◆ **YOUR TASK**
Repeat the whole of the data, keeping every detail the same.

◆ **Collection entries**

::::::

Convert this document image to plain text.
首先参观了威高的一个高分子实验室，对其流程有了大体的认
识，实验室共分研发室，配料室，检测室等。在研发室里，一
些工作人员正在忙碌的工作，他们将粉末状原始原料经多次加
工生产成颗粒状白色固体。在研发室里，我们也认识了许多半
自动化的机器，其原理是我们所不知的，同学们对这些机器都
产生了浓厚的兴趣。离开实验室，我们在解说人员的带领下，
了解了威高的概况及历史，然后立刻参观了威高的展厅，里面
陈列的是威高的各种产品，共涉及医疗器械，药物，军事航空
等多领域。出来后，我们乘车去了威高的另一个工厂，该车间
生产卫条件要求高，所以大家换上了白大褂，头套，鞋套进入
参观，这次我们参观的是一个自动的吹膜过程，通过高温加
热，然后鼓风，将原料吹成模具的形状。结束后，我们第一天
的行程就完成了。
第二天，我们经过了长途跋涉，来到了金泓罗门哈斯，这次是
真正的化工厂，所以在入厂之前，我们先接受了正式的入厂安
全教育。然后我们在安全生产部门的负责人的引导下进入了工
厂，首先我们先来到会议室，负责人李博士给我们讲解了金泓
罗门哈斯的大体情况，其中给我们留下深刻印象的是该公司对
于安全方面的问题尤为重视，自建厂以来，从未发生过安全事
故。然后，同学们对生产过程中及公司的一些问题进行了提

::::::

◆ **WORKED ANSWER**
Convert this document image to plain text.
首先参观了威高的一个高分子实验室，对其流程有了大体的认
识，实验室共分研发室，配料室，检测室等。在研发室里，一
些工作人员正在忙碌的工作，他们将粉末状原始原料经多次加
工生产成颗粒状白色固体。在研发室里，我们也认识了许多半
自动化的机器，其原理是我们所不知的，同学们对这些机器都
产生了浓厚的兴趣。离开实验室，我们在解说人员的带领下，
了解了威高的概况及历史，然后立刻参观了威高的展厅，里面
陈列的是威高的各种产品，共涉及医疗器械，药物，军事航空
等多领域。出来后，我们乘车去了威高的另一个工厂，该车间
生产卫条件要求高，所以大家换上了白大褂，头套，鞋套进入
参观，这次我们参观的是一个自动的吹膜过程，通过高温加
热，然后鼓风，将原料吹成模具的形状。结束后，我们第一天
的行程就完成了。
第二天，我们经过了长途跋涉，来到了金泓罗门哈斯，这次是
真正的化工厂，所以在入厂之前，我们先接受了正式的入厂安
全教育。然后我们在安全生产部门的负责人的引导下进入了工
厂，首先我们先来到会议室，负责人李博士给我们讲解了金泓
罗门哈斯的大体情况，其中给我们留下深刻印象的是该公司对
于安全方面的问题尤为重视，自建厂以来，从未发生过安全事
故。然后，同学们对生产过程中及公司的一些问题进行了提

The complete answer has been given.